## Extracted text
· · ·
Stanekzai said that the process was proceeding peacefully and had not faced any reaction or resistance from any armed groups so far.
Following the completion of Afghan militia forces disarmament under the UN-backed Disarmament, Demobilisation and Reintegration (DDR) of ex-combatants, which ended in late June, the government of Afghanistan and UN are now focusing on the DIAG initiative as a major security programme.
More than 60,000 former combatants were disarmed by the DDR, which took the international community nearly 20 months and over US $150 million to complete. In addition to the decommissioning of ex-combatants, nearly 35,000 light and medium weapons were collected under the DDR.
The DDR is now being followed up by the DIAG initiative, which is aiming to dismantle an estimated 1,800 illegal armed bands of men consisting of up to 100,000 individuals who are still seen as a huge security headache in many parts of the country.
The groups are still regarded as threat to stability more than three years after a US-led Coalition overthrew the Taliban regime.
There are also fears that gunmen could intimidate voters in the 18 September parliamentary elections. Membership of any armed group is forbidden for candidates standing for election to the 249-seat lower house of parliament or provincial councils.
Some 245 commanders have surrendered weapons under DIAG in different parts of the country and of them, 105 are prospective candidates in September's elections.
Stanekzai said the groups or individuals holding arms illegally would not be rewarded in the same way that ex-combatants were under the DDR process.
"They will not be offered cash or other incentives but a particular community or area can be granted some development projects if they help the process," he noted.
"If it goes on as smooth as it does now, the problem of arms and insecurity [in Afghanistan] will be solved to a very high extent in just one year's time," the Afghan official noted. He added that most of the commanders had voluntarily joined DIAG initiative while in some areas people helped the disarmament workers identify the groups.
According to the DR commission, newly ratified legislation will soon be in force, which will ban the unlicensed ownership of private arms and ammunitions. Under new regulations only those with the necessary permits issued by the interior ministry will be allowed to bear arms.
· · ·
## Required task 1
Rewrite the part of the Afghan disarmament text starting at "There are also" and ending at "the DDR process.", putting "armed men" in place of "gunmen".
## Required task 2
According to the Afghan disarmament text, how many light and medium weapons were collected under the DDR?
Use only the text to answer.

## Given data
· · ·
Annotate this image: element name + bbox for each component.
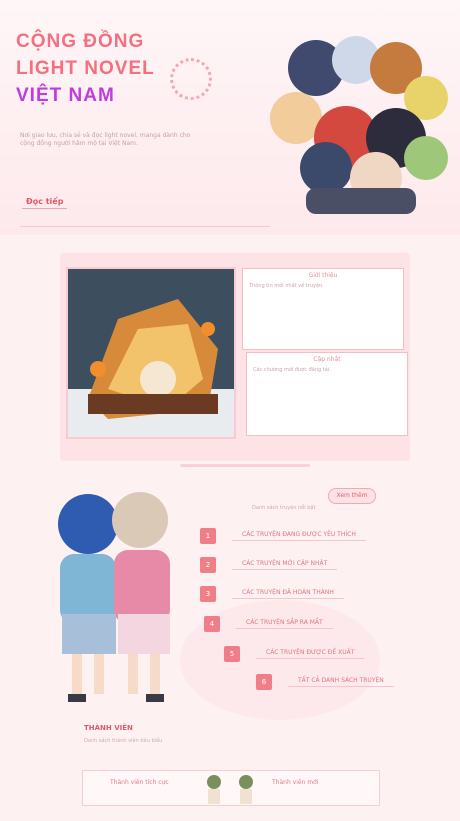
· · ·
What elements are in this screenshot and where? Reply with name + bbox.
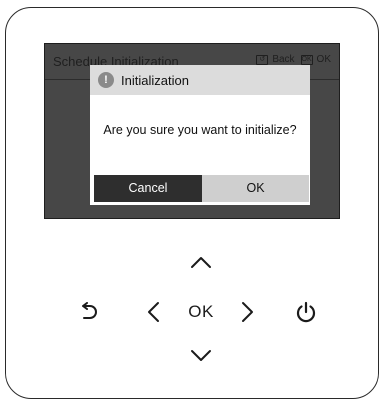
· · ·
## Task result 1
There are also fears that armed men could intimidate voters in the 18 September parliamentary elections. Membership of any armed group is forbidden for candidates standing for election to the 249-seat lower house of parliament or provincial councils.
Some 245 commanders have surrendered weapons under DIAG in different parts of the country and of them, 105 are prospective candidates in September's elections.
Stanekzai said the groups or individuals holding arms illegally would not be rewarded in the same way that ex-combatants were under the DDR process.

## Task result 2
Nearly 35,000.